EXTRACT PROVIDED>
● ● ●

Wage Increases are Essential in a Near Zero Unemployment Environment

Wage Increases are Essential in a Near Zero Unemployment Environment

Wage Increases are Essential in a Near Zero Unemployment Environment

Goldman Sachs economists underestimated just how low the unemployment rate would drop this year; so much so that they have actually adjusted their outlook for 2018 to 3.8% from the original 4.1% projection. Typically, wage increases occur when the job market is tight because employers have to pay more to attract and retain workers. Despite a current 4.3% unemployment rate, and a highly competitive job market, wages are rising barely faster than inflation. The most recent Bureau of Labor Statistics (BLS) report revealed that average hourly earnings rose 9 cents an hour, which translates into a 2.53% annual increase. This falls short of the originally projected 3.0% increase that economists predicted. The last time the jobless rate was this low, that increase was more than 4%. This marginal increase is a sign of things to come, but up until now, many employers have been reluctant to adjust wages for a number of possible reasons. A lack of qualified workers has caused low productivity in many sectors, which could be a deterrent for employers to institute any salary or wage increases. Some companies are still recovering from the 2008 financial crisis that led to the Great Recession. Compensation packages have not caught up yet, and would need to be increased exponentially to be in-line with market standard. While the reason for the may vary by company and industry, talent scarcity, a major demand for qualified workers, and a need to retain their top performing employees is going to change the way companies approach wage increases in the near future.

● ● ●

RAW DATA>
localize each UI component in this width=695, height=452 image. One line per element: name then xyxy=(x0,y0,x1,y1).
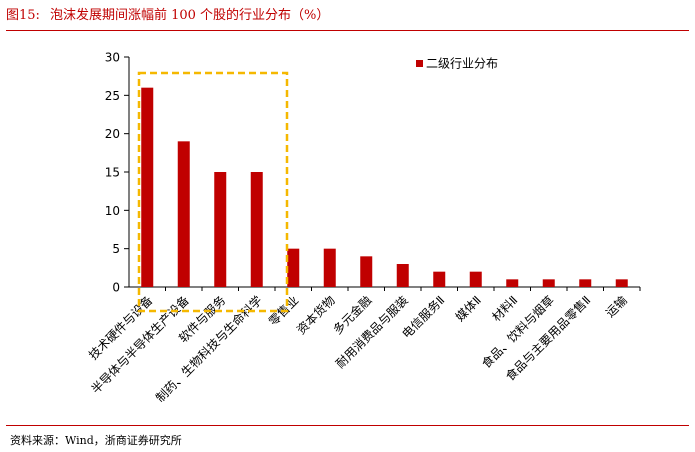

● ● ●

SET PROBLEM 1> According to the piece on wage increases, what annual increase did the 9-cent rise in average hourly earnings translate into?
SET PROBLEM 2> Extend the piece on wage increases beyond its final sentence.

TASK RESPONSE 1> A 2.53% annual increase.

TASK RESPONSE 2>
Millennial Salary Expectations
Despite their lack of on-the job experience, even recent graduates are experiencing a high level of confidence in their abilities to earn a strong starting salary. A Forbes article citing a survey conducted by Wakefield Research noted that 52% of those surveyed said they’re expecting their first job after college to pay $50,000 or more per year. According to Glassdoor however, the average entry level salary in 2017 is $28,000. Whether this expectation is realistic or not, strong millennial candidates will have a lot of bargaining ability. As we noted in an earlier Bradley blog, 21% of 2016 graduates had already accepted jobs prior to graduation. This percentage will very likely be even higher next year as the need for A-level talent becomes more urgent. The current unemployment rate for those with a bachelor’s degree or higher is 2.4%.  A recent Gallup poll suggests that 71% of millennials are not engaged or are actively disengaged at work, making them the least engaged generation in the U.S. This statistic alone makes them a greater flight risk. If you are not able to deliver on these expectations, those millennial employees will be more easily recruited from your organization by competitors, and less likely to take a job with your company upon graduation.

A Lack of Workers, Not Work
Labor scarcity is going to be one of the greatest influences to wage increases in 2017 and beyond. The Bureau of Labor Statistics (BLS) reported that the number of job openings increased to 6.2 million on the last business day of June. The pressure is mounting for employers to make adjustments in salaries and compensation because there simply aren’t enough qualified applicants to fill these open positons. The 3 biggest obstacles to hiring as reported by a recent LinkedIn survey are finding suitable candidates (46%), compensation (43%) and competition (39%). The competition among organizations to hire in high demand talent pools has become so aggressive, that a return to true headhunting is necessary to coax those already employed individuals into a position with your organization. Due to the supply and demand, qualified candidates have a lot of leverage when it comes to negotiating salaries. Those employers who do not adjust salaries in order to account for this tight market will inevitably have more difficulty filling positions, and keeping their top performing employees.

Impact of Inflation
While the current rate of inflation is considered to be dormant by many sources, there are many areas where price increases are apparent. According to Farming Magazine, the farming industry has predicted that the cost of milk will increase as much as $2 by the end of 2017. Low inventory and high demand are pushing home prices higher, according to an analysis by Zillow. Average rent costs in Pennsylvania are nearly $1400/month. Kelley Blue Book reported that the average transaction price for light vehicles in the United States was $34,342 in March 2017. Through daily purchases or monthly living expenses, inflation affects everyone on some level. Employees in today’s market have a reasonable expectation of an increase in wages to help offset the growing cost of living, and ensure their tenure with your organization.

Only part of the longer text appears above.